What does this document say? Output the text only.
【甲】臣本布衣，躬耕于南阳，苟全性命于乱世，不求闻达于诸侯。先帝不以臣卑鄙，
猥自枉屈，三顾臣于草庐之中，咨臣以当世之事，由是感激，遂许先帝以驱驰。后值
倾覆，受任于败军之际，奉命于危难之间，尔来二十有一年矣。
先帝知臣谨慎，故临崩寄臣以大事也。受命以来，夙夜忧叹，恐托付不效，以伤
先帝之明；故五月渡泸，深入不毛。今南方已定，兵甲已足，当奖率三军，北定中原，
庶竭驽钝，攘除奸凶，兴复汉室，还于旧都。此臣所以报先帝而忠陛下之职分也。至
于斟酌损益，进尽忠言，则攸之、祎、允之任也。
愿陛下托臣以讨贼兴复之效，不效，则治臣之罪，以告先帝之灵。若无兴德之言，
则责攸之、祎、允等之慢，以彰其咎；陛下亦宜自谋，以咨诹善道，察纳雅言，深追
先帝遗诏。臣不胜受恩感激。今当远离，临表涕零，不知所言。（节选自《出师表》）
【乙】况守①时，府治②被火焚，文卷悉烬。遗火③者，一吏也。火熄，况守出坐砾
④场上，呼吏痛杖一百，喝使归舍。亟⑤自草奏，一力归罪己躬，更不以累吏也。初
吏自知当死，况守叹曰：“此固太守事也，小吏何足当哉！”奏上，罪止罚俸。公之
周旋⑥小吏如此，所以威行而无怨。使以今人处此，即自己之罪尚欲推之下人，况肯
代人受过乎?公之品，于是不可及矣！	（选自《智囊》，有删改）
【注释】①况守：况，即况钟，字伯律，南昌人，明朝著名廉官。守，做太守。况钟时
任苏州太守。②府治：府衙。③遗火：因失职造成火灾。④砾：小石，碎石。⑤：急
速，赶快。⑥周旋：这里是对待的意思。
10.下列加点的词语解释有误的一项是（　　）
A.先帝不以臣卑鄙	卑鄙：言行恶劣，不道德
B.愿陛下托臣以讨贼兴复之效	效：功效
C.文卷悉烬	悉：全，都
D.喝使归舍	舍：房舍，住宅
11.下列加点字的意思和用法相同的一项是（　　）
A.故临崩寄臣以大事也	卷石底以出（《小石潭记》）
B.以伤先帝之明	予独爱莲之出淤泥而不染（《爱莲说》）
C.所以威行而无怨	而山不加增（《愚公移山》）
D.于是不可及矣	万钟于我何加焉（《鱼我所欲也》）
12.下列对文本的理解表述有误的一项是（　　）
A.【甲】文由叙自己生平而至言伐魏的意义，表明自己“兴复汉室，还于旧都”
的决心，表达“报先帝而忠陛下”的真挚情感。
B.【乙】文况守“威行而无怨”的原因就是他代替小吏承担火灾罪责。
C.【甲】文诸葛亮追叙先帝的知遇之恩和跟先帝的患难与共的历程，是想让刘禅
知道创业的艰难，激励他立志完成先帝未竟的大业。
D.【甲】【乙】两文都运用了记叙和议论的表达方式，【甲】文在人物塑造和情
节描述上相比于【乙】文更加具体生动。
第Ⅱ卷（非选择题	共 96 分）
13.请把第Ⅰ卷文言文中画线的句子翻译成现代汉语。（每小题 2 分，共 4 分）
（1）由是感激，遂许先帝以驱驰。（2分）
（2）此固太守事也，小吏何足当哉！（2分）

- WRITTEN TASK -
Locate the string "此固太守事也" in the listing above and copy every line where it occurs.

- FINAL RESULT -
吏自知当死，况守叹曰：“此固太守事也，小吏何足当哉！”奏上，罪止罚俸。公之
（2）此固太守事也，小吏何足当哉！（2分）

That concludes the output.